> **Goal of the exercise**
Locate all lines with the word "générales" and copy them out.

***** Task input

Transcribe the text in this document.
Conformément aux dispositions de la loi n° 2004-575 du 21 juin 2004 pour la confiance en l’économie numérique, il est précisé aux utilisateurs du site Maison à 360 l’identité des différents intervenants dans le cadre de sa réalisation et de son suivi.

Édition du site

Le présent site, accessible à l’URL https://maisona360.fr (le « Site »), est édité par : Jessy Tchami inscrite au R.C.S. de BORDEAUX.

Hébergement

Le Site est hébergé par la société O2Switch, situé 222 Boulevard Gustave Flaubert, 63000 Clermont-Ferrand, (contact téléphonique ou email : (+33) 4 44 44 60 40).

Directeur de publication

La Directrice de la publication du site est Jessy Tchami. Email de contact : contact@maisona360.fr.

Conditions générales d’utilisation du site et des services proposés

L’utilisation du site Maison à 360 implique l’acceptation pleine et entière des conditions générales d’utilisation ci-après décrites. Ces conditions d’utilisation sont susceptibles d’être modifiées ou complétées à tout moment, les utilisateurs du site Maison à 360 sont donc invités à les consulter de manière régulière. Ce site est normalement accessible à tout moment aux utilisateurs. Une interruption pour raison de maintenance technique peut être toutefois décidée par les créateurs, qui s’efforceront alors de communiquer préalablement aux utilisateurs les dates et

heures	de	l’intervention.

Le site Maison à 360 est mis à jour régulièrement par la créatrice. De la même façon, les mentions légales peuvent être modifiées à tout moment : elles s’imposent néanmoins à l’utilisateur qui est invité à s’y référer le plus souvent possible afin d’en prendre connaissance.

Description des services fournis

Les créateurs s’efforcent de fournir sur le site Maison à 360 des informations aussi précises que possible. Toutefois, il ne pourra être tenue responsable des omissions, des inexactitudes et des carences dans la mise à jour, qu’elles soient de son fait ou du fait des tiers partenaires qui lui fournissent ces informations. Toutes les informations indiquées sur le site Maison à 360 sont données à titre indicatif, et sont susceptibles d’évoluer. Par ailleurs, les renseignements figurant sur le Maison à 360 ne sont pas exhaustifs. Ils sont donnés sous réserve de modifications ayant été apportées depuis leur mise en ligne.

**********

> **Reply**
Conditions générales d’utilisation du site et des services proposés
L’utilisation du site Maison à 360 implique l’acceptation pleine et entière des conditions générales d’utilisation ci-après décrites. Ces conditions d’utilisation sont susceptibles d’être modifiées ou complétées à tout moment, les utilisateurs du site Maison à 360 sont donc invités à les consulter de manière régulière. Ce site est normalement accessible à tout moment aux utilisateurs. Une interruption pour raison de maintenance technique peut être toutefois décidée par les créateurs, qui s’efforceront alors de communiquer préalablement aux utilisateurs les dates et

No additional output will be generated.